• _TASK TO COMPLETE_
From the entries that follow, list every line in which the string "Technology" appears.

# STORED RECORDS start

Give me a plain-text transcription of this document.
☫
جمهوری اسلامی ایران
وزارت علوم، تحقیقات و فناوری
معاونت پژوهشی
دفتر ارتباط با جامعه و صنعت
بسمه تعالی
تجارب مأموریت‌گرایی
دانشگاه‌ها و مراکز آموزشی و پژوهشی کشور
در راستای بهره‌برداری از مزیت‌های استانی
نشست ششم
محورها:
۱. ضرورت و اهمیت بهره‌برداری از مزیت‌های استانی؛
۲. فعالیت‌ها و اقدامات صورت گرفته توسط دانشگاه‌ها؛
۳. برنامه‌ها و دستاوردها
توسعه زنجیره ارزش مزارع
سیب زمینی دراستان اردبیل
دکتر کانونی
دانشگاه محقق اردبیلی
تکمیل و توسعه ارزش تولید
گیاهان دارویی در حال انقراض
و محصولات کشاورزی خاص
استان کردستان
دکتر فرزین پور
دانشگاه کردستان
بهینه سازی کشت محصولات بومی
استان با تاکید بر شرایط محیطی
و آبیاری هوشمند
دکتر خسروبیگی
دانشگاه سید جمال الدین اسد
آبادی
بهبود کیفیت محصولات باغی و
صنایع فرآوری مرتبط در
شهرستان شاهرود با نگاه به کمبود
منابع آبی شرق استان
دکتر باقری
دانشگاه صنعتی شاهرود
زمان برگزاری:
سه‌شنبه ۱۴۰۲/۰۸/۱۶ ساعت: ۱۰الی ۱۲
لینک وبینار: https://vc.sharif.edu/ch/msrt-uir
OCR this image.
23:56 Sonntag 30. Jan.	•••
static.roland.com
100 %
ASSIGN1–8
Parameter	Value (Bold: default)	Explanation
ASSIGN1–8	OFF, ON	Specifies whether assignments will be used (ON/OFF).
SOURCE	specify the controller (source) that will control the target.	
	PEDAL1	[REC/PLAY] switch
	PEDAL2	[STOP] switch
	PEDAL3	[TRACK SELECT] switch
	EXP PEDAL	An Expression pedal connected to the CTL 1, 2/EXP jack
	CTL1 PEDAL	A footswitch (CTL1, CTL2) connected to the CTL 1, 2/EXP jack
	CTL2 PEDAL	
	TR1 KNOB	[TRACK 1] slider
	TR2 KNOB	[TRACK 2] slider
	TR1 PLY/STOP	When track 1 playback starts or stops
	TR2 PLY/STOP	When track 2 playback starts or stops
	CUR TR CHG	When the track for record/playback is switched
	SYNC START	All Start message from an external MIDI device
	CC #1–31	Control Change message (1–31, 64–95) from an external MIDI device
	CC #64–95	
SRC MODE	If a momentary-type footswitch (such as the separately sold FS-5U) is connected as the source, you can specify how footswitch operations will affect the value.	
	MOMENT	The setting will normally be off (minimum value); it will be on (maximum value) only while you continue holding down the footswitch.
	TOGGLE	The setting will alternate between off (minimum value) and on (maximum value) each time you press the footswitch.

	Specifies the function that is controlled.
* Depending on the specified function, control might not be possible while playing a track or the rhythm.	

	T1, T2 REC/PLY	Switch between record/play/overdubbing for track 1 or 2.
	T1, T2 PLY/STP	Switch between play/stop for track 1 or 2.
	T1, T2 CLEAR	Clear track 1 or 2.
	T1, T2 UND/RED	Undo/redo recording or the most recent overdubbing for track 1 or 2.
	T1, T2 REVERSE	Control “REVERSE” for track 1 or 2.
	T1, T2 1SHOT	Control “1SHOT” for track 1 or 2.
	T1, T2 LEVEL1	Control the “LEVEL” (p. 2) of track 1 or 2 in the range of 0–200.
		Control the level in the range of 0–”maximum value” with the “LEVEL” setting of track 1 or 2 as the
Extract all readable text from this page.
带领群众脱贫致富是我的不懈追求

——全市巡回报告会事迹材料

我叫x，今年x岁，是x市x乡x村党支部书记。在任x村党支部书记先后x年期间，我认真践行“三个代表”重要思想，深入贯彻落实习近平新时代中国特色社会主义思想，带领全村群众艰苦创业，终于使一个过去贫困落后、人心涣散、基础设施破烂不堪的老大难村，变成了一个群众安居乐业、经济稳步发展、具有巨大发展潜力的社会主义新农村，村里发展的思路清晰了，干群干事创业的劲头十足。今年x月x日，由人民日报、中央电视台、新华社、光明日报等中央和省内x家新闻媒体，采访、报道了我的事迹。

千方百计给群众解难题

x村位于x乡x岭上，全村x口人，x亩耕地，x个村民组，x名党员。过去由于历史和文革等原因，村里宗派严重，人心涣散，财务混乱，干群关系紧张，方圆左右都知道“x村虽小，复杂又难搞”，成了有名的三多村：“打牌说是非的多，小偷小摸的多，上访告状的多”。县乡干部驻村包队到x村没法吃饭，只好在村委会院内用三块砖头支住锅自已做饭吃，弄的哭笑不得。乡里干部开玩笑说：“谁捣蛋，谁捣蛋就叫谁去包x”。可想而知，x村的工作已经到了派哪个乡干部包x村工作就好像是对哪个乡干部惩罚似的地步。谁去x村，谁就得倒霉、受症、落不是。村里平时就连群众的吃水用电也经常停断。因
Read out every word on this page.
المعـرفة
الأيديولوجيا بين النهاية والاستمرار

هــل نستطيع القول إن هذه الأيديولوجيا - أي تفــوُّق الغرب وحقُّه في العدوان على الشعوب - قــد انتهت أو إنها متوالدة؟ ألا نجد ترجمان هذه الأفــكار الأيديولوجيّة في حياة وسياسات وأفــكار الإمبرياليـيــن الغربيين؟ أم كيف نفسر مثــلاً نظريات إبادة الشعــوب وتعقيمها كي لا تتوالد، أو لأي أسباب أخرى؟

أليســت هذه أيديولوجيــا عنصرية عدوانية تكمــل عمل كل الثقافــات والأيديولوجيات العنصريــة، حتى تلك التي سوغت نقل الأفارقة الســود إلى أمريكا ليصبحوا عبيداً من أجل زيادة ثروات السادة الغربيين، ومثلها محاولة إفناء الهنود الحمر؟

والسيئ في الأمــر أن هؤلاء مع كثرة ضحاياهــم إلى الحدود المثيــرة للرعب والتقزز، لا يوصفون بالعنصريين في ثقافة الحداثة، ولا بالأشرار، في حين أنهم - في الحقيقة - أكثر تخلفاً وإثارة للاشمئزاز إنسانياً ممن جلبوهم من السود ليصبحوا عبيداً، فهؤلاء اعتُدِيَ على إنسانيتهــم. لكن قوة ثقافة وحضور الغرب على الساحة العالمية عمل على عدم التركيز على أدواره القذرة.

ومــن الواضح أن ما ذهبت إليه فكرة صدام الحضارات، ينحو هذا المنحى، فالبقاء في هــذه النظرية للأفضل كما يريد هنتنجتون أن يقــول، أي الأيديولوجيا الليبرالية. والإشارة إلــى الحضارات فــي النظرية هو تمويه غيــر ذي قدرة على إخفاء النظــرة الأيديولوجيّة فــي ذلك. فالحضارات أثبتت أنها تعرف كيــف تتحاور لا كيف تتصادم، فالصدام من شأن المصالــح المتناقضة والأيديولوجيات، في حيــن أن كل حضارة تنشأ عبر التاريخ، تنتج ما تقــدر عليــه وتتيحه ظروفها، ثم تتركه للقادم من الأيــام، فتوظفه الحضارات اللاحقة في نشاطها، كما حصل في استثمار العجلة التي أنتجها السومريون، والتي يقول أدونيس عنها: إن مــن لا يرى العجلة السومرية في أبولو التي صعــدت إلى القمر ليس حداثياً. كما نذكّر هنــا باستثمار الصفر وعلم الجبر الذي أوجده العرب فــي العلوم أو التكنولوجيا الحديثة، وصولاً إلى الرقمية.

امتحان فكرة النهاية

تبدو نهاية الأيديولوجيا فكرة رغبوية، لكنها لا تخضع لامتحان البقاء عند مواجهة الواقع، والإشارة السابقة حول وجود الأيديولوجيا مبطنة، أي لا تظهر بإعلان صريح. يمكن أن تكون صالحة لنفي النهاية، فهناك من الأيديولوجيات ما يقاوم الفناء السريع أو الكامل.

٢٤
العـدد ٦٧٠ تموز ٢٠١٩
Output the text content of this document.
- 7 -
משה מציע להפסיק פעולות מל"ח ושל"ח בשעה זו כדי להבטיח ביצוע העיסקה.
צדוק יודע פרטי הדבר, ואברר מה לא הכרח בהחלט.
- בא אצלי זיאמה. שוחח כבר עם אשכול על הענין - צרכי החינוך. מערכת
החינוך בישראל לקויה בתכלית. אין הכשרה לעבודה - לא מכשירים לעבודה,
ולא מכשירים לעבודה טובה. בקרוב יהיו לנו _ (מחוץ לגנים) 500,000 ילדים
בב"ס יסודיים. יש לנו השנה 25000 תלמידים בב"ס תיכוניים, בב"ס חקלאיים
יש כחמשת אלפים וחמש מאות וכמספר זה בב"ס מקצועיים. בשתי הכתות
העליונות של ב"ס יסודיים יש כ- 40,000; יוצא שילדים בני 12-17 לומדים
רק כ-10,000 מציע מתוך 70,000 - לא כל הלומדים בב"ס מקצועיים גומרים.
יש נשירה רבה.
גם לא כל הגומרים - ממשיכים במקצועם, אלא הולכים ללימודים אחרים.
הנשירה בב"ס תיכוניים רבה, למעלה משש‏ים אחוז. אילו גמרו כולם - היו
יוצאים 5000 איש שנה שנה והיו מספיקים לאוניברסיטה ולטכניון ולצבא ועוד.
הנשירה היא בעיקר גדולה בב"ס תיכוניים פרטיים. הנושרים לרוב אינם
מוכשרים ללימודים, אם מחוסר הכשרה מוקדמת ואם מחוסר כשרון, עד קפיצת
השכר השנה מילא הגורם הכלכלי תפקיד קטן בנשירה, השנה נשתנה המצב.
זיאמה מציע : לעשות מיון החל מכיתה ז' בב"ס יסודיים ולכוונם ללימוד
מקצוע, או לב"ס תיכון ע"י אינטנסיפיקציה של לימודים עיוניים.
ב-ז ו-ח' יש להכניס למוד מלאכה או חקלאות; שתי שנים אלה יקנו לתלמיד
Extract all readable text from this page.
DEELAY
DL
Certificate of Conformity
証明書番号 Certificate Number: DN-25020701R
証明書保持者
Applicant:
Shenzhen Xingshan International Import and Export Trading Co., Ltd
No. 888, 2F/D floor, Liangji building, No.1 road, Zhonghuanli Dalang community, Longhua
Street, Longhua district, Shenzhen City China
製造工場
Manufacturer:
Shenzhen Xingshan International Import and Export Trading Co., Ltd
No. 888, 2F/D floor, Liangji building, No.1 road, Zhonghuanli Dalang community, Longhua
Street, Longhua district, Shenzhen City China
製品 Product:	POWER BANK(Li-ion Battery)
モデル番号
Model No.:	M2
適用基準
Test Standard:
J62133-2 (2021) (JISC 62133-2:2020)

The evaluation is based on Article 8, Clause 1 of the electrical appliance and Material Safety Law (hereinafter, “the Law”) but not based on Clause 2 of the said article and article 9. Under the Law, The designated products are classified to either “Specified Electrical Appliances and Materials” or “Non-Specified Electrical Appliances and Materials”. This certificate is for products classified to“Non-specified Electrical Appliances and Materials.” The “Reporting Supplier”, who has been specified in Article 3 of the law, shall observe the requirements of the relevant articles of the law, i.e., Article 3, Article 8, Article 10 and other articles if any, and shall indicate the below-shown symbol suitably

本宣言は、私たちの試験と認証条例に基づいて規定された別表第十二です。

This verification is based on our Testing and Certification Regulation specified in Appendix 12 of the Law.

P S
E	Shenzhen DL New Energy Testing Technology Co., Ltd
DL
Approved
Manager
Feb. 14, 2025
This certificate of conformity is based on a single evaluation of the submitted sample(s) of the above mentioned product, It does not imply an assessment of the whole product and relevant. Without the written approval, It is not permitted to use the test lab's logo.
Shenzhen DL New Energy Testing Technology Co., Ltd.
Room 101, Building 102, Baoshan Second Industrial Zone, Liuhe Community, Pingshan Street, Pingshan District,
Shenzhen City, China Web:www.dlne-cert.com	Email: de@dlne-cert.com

# STORED RECORDS end

• _PROBLEM SOLUTION_
E	Shenzhen DL New Energy Testing Technology Co., Ltd
Shenzhen DL New Energy Testing Technology Co., Ltd.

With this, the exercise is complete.